[PROBLEM TO WORK ON]: Look through the records below and give the number of lines holding the string "Vertical", nothing more.

[THE RECORDS]:
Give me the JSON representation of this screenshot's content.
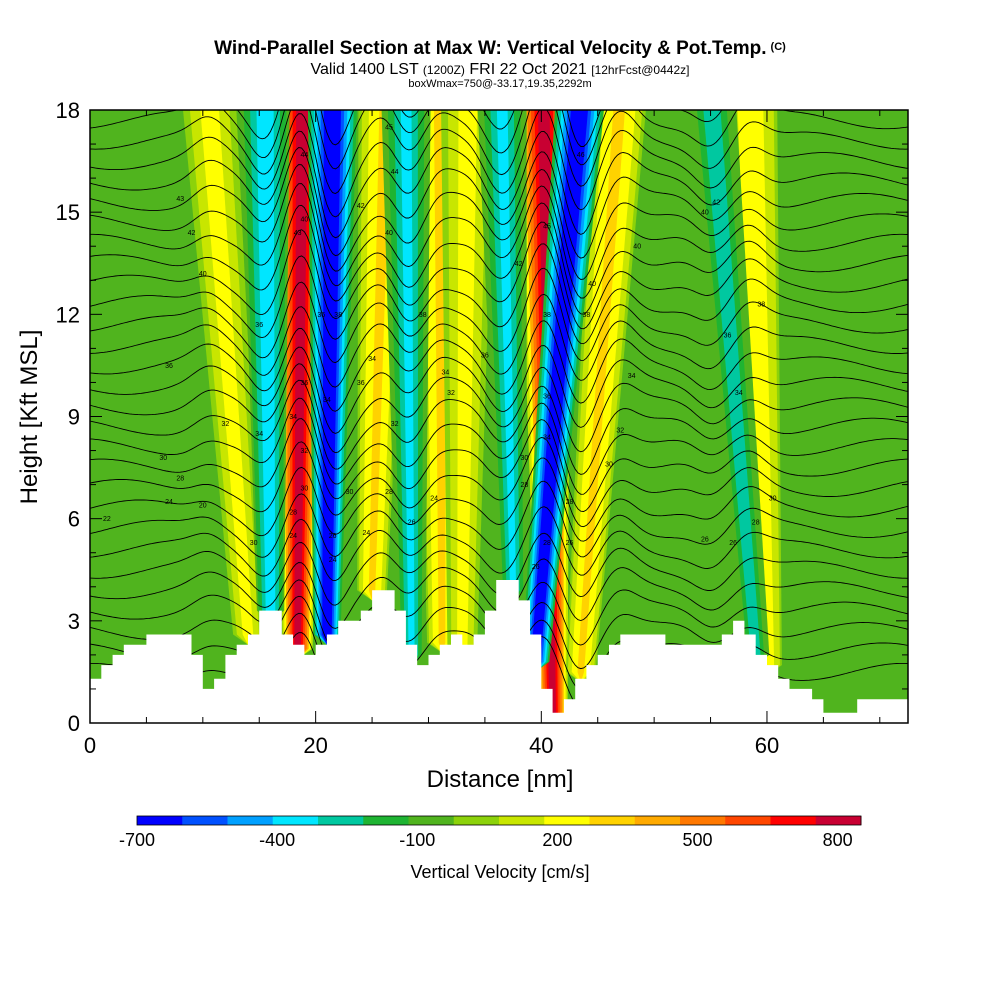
{
  "title": "Wind-Parallel Section at Max W: Vertical Velocity & Pot.Temp.",
  "copyright_mark": "(C)",
  "subtitle": {
    "valid_prefix": "Valid 1400 LST",
    "zulu": "(1200Z)",
    "date": "FRI 22 Oct 2021",
    "forecast": "[12hrFcst@0442z]"
  },
  "subtitle2": "boxWmax=750@-33.17,19.35,2292m",
  "chart_data": {
    "type": "heatmap",
    "xlabel": "Distance [nm]",
    "ylabel": "Height [Kft MSL]",
    "xlim": [
      0,
      72.5
    ],
    "ylim": [
      0,
      18
    ],
    "x_ticks": [
      0,
      20,
      40,
      60
    ],
    "y_ticks": [
      0,
      3,
      6,
      9,
      12,
      15,
      18
    ],
    "colorbar": {
      "label": "Vertical Velocity [cm/s]",
      "tick_labels": [
        "-700",
        "-400",
        "-100",
        "200",
        "500",
        "800"
      ],
      "tick_values": [
        -700,
        -400,
        -100,
        200,
        500,
        800
      ],
      "range": [
        -700,
        850
      ],
      "colors": [
        "#0000ff",
        "#0050ff",
        "#00a0ff",
        "#00e6ff",
        "#00c8a0",
        "#1eb432",
        "#50b41e",
        "#8cd20a",
        "#c8e600",
        "#ffff00",
        "#ffd200",
        "#ffaa00",
        "#ff7800",
        "#ff4600",
        "#ff0000",
        "#c80032"
      ]
    },
    "updrafts": [
      {
        "x_top": 18.8,
        "x_bottom": 18.4,
        "w_max": 800
      },
      {
        "x_top": 40.2,
        "x_bottom": 41.0,
        "w_max": 800
      },
      {
        "x_top": 26.2,
        "x_bottom": 25.0,
        "w_max": 300
      },
      {
        "x_top": 31.0,
        "x_bottom": 31.2,
        "w_max": 300
      },
      {
        "x_top": 47.0,
        "x_bottom": 43.5,
        "w_max": 300
      },
      {
        "x_top": 58.5,
        "x_bottom": 60.0,
        "w_max": 250
      },
      {
        "x_top": 10.5,
        "x_bottom": 14.0,
        "w_max": 200
      },
      {
        "x_top": 33.5,
        "x_bottom": 33.0,
        "w_max": 200
      }
    ],
    "downdrafts": [
      {
        "x_top": 21.5,
        "x_bottom": 21.0,
        "w_min": -700
      },
      {
        "x_top": 43.5,
        "x_bottom": 39.5,
        "w_min": -700
      },
      {
        "x_top": 15.5,
        "x_bottom": 16.0,
        "w_min": -400
      },
      {
        "x_top": 28.0,
        "x_bottom": 28.5,
        "w_min": -350
      },
      {
        "x_top": 36.5,
        "x_bottom": 37.5,
        "w_min": -350
      },
      {
        "x_top": 55.0,
        "x_bottom": 59.0,
        "w_min": -250
      }
    ],
    "terrain_kft": {
      "x": [
        0,
        1,
        2,
        3,
        4,
        5,
        6,
        7,
        8,
        9,
        10,
        11,
        12,
        13,
        14,
        15,
        16,
        17,
        18,
        19,
        20,
        21,
        22,
        23,
        24,
        25,
        26,
        27,
        28,
        29,
        30,
        31,
        32,
        33,
        34,
        35,
        36,
        37,
        38,
        39,
        40,
        41,
        42,
        43,
        44,
        45,
        46,
        47,
        48,
        49,
        50,
        51,
        52,
        53,
        54,
        55,
        56,
        57,
        58,
        59,
        60,
        61,
        62,
        63,
        64,
        65,
        66,
        67,
        68,
        69,
        70,
        71,
        72.5
      ],
      "y": [
        1.3,
        1.7,
        2.0,
        2.3,
        2.3,
        2.6,
        2.6,
        2.6,
        2.6,
        2.0,
        1.0,
        1.3,
        2.0,
        2.3,
        2.6,
        3.3,
        3.3,
        2.6,
        2.3,
        2.0,
        2.3,
        2.6,
        3.0,
        3.0,
        3.3,
        3.9,
        3.9,
        3.3,
        2.3,
        1.7,
        2.0,
        2.3,
        2.6,
        2.3,
        2.6,
        3.3,
        4.2,
        4.2,
        3.6,
        2.6,
        1.0,
        0.3,
        0.7,
        1.3,
        1.7,
        2.0,
        2.3,
        2.6,
        2.6,
        2.6,
        2.6,
        2.3,
        2.3,
        2.3,
        2.3,
        2.3,
        2.6,
        3.0,
        2.6,
        2.0,
        1.7,
        1.3,
        1.0,
        1.0,
        0.7,
        0.3,
        0.3,
        0.3,
        0.7,
        0.7,
        0.7,
        0.7,
        0.3
      ]
    },
    "theta_contour_labels": [
      {
        "x": 8,
        "y": 15.4,
        "label": "43"
      },
      {
        "x": 9,
        "y": 14.4,
        "label": "42"
      },
      {
        "x": 10,
        "y": 13.2,
        "label": "40"
      },
      {
        "x": 7,
        "y": 10.5,
        "label": "36"
      },
      {
        "x": 12,
        "y": 8.8,
        "label": "32"
      },
      {
        "x": 6.5,
        "y": 7.8,
        "label": "30"
      },
      {
        "x": 8,
        "y": 7.2,
        "label": "28"
      },
      {
        "x": 7,
        "y": 6.5,
        "label": "24"
      },
      {
        "x": 1.5,
        "y": 6.0,
        "label": "22"
      },
      {
        "x": 10,
        "y": 6.4,
        "label": "20"
      },
      {
        "x": 15,
        "y": 11.7,
        "label": "36"
      },
      {
        "x": 15,
        "y": 8.5,
        "label": "34"
      },
      {
        "x": 14.5,
        "y": 5.3,
        "label": "30"
      },
      {
        "x": 18.4,
        "y": 14.4,
        "label": "43"
      },
      {
        "x": 19,
        "y": 16.7,
        "label": "44"
      },
      {
        "x": 19,
        "y": 10.0,
        "label": "36"
      },
      {
        "x": 18,
        "y": 9.0,
        "label": "34"
      },
      {
        "x": 19,
        "y": 8.0,
        "label": "32"
      },
      {
        "x": 19,
        "y": 6.9,
        "label": "30"
      },
      {
        "x": 18,
        "y": 6.2,
        "label": "28"
      },
      {
        "x": 18,
        "y": 5.5,
        "label": "24"
      },
      {
        "x": 19,
        "y": 14.8,
        "label": "40"
      },
      {
        "x": 20.5,
        "y": 12.0,
        "label": "36"
      },
      {
        "x": 22,
        "y": 12.0,
        "label": "38"
      },
      {
        "x": 21,
        "y": 9.5,
        "label": "34"
      },
      {
        "x": 21.5,
        "y": 5.5,
        "label": "26"
      },
      {
        "x": 21.5,
        "y": 4.8,
        "label": "24"
      },
      {
        "x": 26.5,
        "y": 17.5,
        "label": "45"
      },
      {
        "x": 27,
        "y": 16.2,
        "label": "44"
      },
      {
        "x": 24,
        "y": 15.2,
        "label": "42"
      },
      {
        "x": 26.5,
        "y": 14.4,
        "label": "40"
      },
      {
        "x": 24,
        "y": 10.0,
        "label": "36"
      },
      {
        "x": 25,
        "y": 10.7,
        "label": "34"
      },
      {
        "x": 27,
        "y": 8.8,
        "label": "32"
      },
      {
        "x": 23,
        "y": 6.8,
        "label": "30"
      },
      {
        "x": 26.5,
        "y": 6.8,
        "label": "28"
      },
      {
        "x": 24.5,
        "y": 5.6,
        "label": "24"
      },
      {
        "x": 29.5,
        "y": 12.0,
        "label": "38"
      },
      {
        "x": 31.5,
        "y": 10.3,
        "label": "34"
      },
      {
        "x": 32,
        "y": 9.7,
        "label": "32"
      },
      {
        "x": 30.5,
        "y": 6.6,
        "label": "24"
      },
      {
        "x": 28.5,
        "y": 5.9,
        "label": "26"
      },
      {
        "x": 35,
        "y": 10.8,
        "label": "36"
      },
      {
        "x": 38,
        "y": 13.5,
        "label": "42"
      },
      {
        "x": 40.5,
        "y": 14.6,
        "label": "45"
      },
      {
        "x": 40.5,
        "y": 12.0,
        "label": "38"
      },
      {
        "x": 40.5,
        "y": 9.6,
        "label": "36"
      },
      {
        "x": 40.5,
        "y": 8.4,
        "label": "34"
      },
      {
        "x": 38.5,
        "y": 7.8,
        "label": "30"
      },
      {
        "x": 38.5,
        "y": 7.0,
        "label": "28"
      },
      {
        "x": 40.5,
        "y": 5.3,
        "label": "28"
      },
      {
        "x": 39.5,
        "y": 4.6,
        "label": "26"
      },
      {
        "x": 43.5,
        "y": 16.7,
        "label": "46"
      },
      {
        "x": 44.5,
        "y": 12.9,
        "label": "40"
      },
      {
        "x": 44,
        "y": 12.0,
        "label": "38"
      },
      {
        "x": 42.5,
        "y": 6.5,
        "label": "28"
      },
      {
        "x": 42.5,
        "y": 5.3,
        "label": "26"
      },
      {
        "x": 48.5,
        "y": 14.0,
        "label": "40"
      },
      {
        "x": 48,
        "y": 10.2,
        "label": "34"
      },
      {
        "x": 47,
        "y": 8.6,
        "label": "32"
      },
      {
        "x": 46,
        "y": 7.6,
        "label": "30"
      },
      {
        "x": 55.5,
        "y": 15.3,
        "label": "42"
      },
      {
        "x": 54.5,
        "y": 15.0,
        "label": "40"
      },
      {
        "x": 59.5,
        "y": 12.3,
        "label": "38"
      },
      {
        "x": 56.5,
        "y": 11.4,
        "label": "36"
      },
      {
        "x": 57.5,
        "y": 9.7,
        "label": "34"
      },
      {
        "x": 60.5,
        "y": 6.6,
        "label": "30"
      },
      {
        "x": 59,
        "y": 5.9,
        "label": "28"
      },
      {
        "x": 54.5,
        "y": 5.4,
        "label": "26"
      },
      {
        "x": 57,
        "y": 5.3,
        "label": "26"
      }
    ]
  }
}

[FINAL ANSWER]: 2